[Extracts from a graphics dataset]
■ ■ ■ ■ ■ ■ ■
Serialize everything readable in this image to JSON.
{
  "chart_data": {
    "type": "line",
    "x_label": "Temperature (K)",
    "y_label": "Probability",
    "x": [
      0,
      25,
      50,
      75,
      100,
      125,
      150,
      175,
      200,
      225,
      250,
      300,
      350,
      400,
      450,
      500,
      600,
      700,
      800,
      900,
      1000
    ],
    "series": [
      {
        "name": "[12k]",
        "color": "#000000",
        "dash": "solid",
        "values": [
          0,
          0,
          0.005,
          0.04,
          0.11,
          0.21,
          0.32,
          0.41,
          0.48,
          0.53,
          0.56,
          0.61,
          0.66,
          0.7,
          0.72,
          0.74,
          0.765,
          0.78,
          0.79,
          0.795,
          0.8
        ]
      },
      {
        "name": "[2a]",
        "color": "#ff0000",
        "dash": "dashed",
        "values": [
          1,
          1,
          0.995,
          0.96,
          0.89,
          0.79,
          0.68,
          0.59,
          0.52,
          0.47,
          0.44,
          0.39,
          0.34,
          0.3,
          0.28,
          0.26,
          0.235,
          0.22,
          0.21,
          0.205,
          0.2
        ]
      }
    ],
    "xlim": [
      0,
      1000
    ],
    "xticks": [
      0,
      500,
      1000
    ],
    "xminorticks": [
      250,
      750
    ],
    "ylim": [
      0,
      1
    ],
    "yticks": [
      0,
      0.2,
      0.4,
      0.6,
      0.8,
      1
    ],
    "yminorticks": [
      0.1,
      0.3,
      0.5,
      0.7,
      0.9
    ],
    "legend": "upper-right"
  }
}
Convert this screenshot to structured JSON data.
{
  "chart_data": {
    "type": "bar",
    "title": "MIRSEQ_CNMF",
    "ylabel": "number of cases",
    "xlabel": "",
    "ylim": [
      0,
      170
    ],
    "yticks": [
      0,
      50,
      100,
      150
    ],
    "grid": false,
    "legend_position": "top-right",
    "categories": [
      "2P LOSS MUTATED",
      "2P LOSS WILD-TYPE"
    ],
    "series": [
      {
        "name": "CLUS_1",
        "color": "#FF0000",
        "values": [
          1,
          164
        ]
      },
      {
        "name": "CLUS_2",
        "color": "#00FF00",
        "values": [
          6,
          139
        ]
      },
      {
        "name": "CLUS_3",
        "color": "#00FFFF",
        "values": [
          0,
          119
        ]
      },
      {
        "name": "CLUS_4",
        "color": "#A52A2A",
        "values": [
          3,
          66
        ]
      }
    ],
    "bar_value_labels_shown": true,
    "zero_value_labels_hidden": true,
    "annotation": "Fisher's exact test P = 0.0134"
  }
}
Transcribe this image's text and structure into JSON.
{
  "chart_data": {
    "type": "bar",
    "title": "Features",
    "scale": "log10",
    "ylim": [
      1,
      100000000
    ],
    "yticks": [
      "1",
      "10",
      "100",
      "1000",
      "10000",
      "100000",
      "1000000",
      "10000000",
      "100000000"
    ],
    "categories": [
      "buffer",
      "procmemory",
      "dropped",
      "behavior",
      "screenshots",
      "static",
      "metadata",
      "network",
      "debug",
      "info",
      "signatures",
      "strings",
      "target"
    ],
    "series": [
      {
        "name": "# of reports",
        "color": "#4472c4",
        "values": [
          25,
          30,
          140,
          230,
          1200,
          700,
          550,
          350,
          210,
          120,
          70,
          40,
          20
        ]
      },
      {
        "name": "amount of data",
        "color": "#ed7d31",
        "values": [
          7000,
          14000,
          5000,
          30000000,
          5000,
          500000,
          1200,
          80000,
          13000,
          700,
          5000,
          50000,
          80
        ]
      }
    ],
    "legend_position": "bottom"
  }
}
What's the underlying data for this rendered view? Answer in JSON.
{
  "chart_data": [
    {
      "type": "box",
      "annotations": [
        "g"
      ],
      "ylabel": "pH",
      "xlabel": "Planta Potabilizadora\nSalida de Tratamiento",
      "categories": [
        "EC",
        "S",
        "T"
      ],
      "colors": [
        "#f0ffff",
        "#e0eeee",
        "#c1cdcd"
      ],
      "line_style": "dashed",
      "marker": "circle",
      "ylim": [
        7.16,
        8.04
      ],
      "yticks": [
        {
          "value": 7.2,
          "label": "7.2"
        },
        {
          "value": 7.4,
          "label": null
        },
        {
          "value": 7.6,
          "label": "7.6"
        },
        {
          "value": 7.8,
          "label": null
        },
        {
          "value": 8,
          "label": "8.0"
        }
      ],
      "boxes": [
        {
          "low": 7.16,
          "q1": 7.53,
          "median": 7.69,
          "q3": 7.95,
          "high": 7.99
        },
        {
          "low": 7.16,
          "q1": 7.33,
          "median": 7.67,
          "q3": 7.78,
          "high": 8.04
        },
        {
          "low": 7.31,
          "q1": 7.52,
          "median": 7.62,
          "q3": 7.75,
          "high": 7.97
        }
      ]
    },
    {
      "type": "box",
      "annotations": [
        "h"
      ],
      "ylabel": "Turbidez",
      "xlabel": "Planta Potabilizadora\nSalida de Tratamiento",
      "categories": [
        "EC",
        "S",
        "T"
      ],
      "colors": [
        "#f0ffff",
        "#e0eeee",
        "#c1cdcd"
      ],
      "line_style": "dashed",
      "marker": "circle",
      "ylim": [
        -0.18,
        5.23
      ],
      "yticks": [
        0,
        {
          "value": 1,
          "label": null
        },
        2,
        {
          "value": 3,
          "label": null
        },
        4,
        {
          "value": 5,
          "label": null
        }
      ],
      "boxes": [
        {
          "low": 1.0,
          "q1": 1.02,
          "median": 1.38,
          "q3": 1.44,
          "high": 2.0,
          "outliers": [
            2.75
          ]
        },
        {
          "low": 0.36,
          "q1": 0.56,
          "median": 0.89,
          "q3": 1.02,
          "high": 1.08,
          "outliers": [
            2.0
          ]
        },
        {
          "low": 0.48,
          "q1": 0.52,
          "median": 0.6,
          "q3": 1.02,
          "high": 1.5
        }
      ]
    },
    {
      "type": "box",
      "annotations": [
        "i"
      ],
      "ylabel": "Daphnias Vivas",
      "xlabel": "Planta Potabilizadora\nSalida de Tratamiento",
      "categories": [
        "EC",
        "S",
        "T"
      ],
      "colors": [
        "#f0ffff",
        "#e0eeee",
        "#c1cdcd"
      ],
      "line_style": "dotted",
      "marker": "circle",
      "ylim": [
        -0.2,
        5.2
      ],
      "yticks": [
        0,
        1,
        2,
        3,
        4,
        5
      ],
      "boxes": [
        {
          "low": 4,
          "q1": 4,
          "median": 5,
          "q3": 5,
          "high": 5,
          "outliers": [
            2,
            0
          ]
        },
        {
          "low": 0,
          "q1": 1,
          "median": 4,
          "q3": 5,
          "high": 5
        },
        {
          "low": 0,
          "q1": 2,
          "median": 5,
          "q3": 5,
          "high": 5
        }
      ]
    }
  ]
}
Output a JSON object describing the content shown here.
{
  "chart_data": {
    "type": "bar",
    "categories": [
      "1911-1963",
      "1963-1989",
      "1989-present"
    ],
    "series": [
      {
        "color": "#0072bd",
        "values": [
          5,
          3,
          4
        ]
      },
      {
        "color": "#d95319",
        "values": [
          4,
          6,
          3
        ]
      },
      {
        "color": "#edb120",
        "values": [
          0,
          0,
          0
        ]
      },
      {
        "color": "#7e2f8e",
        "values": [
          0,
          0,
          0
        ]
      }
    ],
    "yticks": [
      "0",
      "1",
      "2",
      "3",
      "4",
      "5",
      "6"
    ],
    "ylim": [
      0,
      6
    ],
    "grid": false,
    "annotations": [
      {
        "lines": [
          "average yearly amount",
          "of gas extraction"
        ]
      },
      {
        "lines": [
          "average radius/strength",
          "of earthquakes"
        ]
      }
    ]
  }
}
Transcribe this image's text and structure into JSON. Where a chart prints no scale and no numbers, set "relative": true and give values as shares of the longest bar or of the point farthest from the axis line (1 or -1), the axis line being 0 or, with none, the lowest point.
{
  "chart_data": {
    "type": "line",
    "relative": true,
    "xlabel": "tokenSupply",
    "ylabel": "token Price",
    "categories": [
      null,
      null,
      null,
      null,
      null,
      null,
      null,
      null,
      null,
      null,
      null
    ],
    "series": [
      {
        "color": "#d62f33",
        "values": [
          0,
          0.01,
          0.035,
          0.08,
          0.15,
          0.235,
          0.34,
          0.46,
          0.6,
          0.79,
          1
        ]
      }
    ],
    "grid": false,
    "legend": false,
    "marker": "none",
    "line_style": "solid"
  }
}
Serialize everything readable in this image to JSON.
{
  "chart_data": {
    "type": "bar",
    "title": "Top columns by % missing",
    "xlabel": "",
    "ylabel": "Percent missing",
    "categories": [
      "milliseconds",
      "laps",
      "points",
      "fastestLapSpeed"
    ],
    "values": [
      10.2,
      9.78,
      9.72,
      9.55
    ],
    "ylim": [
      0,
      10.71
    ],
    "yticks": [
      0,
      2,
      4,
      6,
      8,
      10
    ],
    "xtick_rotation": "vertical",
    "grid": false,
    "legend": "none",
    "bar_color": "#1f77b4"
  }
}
■ ■ ■ ■ ■ ■ ■
> **Set task**
Find every line that has "image" in it, then return those lines.

> **Solution below**
Serialize everything readable in this image to JSON.
Transcribe this image's text and structure into JSON.
Transcribe this image's text and structure into JSON. Where a chart prints no scale and no numbers, set "relative": true and give values as shares of the longest bar or of the point farthest from the axis line (1 or -1), the axis line being 0 or, with none, the lowest point.
Serialize everything readable in this image to JSON.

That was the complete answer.